** Start Material for this task **

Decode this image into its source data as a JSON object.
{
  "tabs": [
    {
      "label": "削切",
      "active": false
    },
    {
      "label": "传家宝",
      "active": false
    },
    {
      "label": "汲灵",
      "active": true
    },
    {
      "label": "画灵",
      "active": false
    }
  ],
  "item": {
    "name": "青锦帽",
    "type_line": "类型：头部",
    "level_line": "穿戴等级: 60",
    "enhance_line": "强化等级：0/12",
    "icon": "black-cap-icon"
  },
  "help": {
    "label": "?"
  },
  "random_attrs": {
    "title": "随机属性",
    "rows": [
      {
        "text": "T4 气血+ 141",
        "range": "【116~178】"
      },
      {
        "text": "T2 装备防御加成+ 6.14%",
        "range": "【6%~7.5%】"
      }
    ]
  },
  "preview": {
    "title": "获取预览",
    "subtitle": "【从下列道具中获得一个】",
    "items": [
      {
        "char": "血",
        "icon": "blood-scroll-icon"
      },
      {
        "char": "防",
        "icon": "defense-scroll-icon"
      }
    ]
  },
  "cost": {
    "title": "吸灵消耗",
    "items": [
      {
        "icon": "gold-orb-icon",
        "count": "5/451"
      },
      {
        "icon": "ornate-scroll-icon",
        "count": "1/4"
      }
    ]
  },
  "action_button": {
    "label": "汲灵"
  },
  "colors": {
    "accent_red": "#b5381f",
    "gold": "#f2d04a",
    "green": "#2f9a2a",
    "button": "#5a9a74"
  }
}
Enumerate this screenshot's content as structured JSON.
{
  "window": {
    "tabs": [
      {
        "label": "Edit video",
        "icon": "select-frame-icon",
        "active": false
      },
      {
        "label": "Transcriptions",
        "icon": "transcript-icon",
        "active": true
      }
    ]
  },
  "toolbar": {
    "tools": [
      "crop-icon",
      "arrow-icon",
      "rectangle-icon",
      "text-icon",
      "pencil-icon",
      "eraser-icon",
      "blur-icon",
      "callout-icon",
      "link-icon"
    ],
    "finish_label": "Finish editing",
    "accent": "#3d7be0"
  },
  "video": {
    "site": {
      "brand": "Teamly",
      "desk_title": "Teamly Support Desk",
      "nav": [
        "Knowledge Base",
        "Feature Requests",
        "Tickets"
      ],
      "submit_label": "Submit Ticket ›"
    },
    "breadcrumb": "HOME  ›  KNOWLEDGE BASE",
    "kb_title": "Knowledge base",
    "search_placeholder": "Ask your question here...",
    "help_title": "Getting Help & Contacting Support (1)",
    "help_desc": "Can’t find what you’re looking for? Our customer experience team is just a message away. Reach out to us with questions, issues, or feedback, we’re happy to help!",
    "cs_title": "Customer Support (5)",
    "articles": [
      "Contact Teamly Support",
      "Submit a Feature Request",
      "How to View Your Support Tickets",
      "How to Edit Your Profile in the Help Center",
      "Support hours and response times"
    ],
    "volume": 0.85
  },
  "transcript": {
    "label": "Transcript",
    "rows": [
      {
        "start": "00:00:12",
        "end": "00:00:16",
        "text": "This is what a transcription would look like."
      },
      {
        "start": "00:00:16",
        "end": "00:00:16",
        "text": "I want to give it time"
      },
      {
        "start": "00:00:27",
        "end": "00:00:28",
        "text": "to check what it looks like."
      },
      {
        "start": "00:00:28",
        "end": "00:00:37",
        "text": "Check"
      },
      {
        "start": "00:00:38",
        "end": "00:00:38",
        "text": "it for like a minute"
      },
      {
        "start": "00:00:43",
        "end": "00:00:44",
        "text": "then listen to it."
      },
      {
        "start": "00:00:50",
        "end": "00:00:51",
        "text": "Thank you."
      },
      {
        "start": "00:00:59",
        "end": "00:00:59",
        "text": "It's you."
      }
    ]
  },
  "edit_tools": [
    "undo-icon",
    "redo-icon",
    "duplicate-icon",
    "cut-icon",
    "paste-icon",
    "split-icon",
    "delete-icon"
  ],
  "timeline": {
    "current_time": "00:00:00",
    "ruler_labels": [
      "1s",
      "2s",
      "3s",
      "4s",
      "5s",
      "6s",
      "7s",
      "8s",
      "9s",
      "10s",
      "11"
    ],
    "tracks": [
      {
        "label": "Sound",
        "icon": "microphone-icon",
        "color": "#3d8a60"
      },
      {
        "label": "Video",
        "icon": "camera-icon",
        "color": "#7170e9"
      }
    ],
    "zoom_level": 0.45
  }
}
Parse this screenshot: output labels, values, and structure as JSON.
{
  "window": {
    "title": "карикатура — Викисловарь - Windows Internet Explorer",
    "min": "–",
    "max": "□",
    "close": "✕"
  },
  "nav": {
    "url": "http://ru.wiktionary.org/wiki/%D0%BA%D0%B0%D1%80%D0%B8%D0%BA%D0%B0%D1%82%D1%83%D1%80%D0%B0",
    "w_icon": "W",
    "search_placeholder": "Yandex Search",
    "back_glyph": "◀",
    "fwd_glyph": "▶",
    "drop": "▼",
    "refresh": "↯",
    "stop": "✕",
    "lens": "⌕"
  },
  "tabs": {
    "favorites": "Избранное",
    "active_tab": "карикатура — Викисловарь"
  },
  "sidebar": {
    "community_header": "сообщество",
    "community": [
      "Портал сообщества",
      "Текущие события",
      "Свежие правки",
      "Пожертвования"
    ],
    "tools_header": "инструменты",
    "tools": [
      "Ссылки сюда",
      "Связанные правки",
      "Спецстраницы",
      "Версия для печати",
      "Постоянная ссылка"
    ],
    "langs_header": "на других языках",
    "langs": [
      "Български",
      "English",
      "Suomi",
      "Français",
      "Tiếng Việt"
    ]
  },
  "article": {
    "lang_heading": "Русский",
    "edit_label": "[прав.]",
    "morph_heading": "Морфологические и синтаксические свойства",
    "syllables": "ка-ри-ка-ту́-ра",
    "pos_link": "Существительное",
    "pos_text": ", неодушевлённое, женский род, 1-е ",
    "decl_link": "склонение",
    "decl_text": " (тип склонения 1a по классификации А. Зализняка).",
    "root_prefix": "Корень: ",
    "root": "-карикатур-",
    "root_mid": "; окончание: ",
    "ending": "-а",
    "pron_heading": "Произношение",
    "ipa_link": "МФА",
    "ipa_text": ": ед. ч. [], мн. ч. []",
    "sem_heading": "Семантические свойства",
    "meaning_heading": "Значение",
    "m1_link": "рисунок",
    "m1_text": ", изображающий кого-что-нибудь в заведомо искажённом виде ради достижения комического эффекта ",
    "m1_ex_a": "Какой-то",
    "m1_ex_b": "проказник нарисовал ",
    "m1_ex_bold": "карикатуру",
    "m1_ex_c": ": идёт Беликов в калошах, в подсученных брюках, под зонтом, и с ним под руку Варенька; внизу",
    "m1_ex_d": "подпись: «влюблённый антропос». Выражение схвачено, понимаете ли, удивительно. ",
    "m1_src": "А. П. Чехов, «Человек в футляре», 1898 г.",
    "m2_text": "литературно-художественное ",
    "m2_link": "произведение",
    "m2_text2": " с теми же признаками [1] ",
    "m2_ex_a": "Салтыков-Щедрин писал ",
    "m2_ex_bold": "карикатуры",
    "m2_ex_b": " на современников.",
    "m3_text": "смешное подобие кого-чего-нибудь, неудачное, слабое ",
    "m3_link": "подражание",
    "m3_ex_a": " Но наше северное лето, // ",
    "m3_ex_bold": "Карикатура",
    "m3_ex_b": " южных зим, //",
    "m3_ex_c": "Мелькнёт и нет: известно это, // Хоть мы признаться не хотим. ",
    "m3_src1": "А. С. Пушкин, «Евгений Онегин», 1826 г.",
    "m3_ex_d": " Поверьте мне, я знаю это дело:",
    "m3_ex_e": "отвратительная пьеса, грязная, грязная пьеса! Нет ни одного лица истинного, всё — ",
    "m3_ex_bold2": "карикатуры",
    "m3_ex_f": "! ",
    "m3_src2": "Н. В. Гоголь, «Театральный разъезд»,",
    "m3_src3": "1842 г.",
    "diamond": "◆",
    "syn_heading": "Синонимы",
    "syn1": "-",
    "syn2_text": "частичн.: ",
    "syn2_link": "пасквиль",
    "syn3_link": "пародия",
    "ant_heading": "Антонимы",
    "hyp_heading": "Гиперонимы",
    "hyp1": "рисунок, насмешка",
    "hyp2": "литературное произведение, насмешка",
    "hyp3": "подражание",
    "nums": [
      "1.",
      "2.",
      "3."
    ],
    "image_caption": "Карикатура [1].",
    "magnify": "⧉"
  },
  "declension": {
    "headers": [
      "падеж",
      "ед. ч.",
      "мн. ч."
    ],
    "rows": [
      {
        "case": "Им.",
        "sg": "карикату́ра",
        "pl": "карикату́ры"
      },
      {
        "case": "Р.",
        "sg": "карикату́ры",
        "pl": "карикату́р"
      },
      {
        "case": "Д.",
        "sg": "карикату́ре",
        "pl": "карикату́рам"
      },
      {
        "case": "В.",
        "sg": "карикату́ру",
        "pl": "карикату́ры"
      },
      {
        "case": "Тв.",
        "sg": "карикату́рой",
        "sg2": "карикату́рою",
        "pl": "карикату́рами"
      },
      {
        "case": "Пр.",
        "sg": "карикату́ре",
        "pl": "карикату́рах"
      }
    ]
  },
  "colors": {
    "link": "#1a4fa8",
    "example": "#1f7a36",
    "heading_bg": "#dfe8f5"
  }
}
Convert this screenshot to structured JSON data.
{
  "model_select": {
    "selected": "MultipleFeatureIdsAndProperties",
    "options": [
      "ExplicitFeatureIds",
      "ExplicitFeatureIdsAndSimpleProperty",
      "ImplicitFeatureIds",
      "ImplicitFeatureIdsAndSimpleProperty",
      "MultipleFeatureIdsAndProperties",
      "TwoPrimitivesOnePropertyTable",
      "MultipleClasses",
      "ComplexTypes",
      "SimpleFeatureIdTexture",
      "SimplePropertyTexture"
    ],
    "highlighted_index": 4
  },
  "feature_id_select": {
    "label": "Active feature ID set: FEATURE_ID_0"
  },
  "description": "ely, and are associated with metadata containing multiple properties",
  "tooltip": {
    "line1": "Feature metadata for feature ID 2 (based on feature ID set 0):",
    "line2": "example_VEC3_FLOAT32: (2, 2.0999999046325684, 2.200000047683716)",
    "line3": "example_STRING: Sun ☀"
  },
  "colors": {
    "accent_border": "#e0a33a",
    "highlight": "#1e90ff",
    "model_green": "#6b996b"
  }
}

** End Material for this task **

• _Exercise_: Each line that holds the word "Teamly" is to be copied.

• _Worked solution_:
      "brand": "Teamly",
      "desk_title": "Teamly Support Desk",
      "Contact Teamly Support",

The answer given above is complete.